● DATASET RECORDS

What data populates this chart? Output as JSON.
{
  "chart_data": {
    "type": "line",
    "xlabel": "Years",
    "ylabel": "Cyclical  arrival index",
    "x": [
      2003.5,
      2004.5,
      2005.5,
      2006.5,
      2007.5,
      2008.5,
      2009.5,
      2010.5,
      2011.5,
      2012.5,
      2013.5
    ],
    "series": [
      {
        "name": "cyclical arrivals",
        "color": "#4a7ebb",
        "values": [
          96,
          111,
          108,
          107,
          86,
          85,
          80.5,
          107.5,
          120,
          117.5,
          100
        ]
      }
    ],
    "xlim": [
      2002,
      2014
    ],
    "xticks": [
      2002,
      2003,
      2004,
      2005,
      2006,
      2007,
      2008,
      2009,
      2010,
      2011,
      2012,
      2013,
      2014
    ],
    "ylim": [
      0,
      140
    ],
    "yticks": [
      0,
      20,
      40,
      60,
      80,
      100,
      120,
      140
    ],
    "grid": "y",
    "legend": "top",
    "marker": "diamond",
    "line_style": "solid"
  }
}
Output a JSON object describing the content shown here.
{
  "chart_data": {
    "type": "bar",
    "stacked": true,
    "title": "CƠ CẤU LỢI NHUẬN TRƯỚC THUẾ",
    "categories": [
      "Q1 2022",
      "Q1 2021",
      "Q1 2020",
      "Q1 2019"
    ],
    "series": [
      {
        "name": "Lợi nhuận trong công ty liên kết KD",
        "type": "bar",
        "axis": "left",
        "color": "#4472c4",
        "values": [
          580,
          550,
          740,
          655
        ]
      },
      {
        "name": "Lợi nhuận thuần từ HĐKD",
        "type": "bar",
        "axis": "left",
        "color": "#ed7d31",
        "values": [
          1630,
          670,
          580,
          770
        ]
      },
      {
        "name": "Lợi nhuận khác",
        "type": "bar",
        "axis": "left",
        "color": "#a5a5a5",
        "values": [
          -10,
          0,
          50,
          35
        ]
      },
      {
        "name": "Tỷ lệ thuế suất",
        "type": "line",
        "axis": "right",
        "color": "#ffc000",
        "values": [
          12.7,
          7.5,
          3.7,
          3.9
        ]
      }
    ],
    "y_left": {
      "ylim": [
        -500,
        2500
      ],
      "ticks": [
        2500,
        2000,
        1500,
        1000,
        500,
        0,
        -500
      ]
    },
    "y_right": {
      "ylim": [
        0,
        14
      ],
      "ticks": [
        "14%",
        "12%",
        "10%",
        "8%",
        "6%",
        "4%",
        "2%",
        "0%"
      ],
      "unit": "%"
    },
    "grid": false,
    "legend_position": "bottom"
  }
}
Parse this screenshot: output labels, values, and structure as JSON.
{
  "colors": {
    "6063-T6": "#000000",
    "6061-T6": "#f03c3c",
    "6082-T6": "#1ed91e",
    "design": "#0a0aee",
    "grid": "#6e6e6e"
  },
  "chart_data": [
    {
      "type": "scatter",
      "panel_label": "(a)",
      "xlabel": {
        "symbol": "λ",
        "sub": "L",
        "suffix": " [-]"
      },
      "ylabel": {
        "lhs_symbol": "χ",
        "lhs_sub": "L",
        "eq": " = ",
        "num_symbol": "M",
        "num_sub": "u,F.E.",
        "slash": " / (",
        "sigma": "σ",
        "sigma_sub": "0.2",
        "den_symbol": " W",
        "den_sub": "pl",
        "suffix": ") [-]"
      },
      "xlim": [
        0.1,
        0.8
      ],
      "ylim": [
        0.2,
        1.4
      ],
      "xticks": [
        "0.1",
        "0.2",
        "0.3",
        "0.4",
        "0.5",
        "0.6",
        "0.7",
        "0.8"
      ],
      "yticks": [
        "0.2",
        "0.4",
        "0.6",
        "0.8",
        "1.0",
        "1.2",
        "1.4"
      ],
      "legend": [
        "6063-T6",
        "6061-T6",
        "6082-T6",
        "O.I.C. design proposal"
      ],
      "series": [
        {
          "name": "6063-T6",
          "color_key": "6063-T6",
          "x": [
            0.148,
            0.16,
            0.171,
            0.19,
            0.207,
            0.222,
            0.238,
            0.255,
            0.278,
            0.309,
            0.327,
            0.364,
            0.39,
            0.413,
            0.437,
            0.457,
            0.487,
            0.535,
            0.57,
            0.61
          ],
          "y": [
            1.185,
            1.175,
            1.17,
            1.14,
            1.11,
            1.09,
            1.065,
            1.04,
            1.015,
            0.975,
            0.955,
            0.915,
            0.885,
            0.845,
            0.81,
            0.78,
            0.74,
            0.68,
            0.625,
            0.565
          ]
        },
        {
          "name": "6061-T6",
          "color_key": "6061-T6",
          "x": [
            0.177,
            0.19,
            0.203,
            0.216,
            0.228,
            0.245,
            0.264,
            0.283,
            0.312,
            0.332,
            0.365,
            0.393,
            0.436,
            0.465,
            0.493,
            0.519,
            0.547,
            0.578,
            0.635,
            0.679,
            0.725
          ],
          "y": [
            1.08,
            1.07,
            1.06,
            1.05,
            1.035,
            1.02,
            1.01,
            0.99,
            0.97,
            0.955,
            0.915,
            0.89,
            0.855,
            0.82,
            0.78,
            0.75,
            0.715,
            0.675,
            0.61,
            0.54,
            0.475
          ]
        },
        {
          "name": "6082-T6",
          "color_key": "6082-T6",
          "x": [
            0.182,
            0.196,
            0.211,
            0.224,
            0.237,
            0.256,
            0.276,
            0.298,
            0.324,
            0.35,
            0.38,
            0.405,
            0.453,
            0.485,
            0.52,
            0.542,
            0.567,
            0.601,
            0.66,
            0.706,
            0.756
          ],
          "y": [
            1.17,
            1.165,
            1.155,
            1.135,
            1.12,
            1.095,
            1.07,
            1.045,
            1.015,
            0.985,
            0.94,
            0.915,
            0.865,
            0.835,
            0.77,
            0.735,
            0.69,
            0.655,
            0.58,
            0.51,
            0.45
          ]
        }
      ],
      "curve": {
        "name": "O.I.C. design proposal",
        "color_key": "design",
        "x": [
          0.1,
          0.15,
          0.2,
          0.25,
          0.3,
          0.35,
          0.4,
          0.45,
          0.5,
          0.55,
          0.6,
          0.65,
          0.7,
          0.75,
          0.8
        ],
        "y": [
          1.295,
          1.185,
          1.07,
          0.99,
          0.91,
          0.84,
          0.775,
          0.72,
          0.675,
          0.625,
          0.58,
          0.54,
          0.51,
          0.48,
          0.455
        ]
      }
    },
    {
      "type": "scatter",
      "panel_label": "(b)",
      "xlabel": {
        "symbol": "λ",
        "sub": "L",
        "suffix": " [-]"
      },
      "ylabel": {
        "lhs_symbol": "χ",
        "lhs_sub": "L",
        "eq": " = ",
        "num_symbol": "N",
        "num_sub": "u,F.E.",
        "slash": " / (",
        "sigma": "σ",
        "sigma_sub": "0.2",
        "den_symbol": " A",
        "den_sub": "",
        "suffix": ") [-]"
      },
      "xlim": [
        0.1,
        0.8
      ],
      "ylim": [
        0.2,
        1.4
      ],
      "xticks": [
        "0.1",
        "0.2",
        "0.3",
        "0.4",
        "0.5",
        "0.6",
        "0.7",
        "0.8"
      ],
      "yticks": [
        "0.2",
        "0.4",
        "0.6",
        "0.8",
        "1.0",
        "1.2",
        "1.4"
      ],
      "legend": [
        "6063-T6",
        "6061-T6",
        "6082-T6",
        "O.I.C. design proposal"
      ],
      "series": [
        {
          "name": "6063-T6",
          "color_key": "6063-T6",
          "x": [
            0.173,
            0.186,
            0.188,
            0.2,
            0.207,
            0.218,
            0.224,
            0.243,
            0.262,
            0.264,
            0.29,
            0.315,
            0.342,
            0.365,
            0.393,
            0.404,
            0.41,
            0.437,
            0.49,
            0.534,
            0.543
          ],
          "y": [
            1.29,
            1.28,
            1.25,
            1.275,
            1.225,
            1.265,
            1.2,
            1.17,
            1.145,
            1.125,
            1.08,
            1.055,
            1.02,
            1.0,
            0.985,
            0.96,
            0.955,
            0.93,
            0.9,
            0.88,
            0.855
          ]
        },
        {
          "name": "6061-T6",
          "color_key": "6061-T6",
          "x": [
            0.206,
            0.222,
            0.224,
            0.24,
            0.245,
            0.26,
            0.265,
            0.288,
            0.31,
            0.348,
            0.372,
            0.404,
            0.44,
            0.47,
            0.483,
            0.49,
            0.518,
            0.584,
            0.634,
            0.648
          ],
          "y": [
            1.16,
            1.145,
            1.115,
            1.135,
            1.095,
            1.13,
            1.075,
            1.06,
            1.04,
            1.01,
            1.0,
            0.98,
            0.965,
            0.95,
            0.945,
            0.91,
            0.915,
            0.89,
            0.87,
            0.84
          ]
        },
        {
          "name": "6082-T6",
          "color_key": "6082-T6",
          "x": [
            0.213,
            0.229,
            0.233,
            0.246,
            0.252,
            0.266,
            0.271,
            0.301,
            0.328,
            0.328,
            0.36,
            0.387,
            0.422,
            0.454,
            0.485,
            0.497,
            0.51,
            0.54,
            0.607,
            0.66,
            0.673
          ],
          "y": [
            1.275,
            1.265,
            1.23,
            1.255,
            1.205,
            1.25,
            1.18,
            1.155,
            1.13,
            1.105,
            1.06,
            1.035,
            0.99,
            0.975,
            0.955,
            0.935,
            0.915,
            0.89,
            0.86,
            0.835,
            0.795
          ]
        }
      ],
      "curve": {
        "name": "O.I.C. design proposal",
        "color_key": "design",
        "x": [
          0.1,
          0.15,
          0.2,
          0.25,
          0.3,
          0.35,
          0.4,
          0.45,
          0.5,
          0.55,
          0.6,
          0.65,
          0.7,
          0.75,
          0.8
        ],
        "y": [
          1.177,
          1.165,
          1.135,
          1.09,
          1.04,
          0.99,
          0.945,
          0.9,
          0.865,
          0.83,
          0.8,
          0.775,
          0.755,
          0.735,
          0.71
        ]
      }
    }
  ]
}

● PROBLEM TO WORK ON
Search the lines above for the string "JSON" and copy each line that has it.

● EXERCISE SOLUTION
What data populates this chart? Output as JSON.
Output a JSON object describing the content shown here.
Parse this screenshot: output labels, values, and structure as JSON.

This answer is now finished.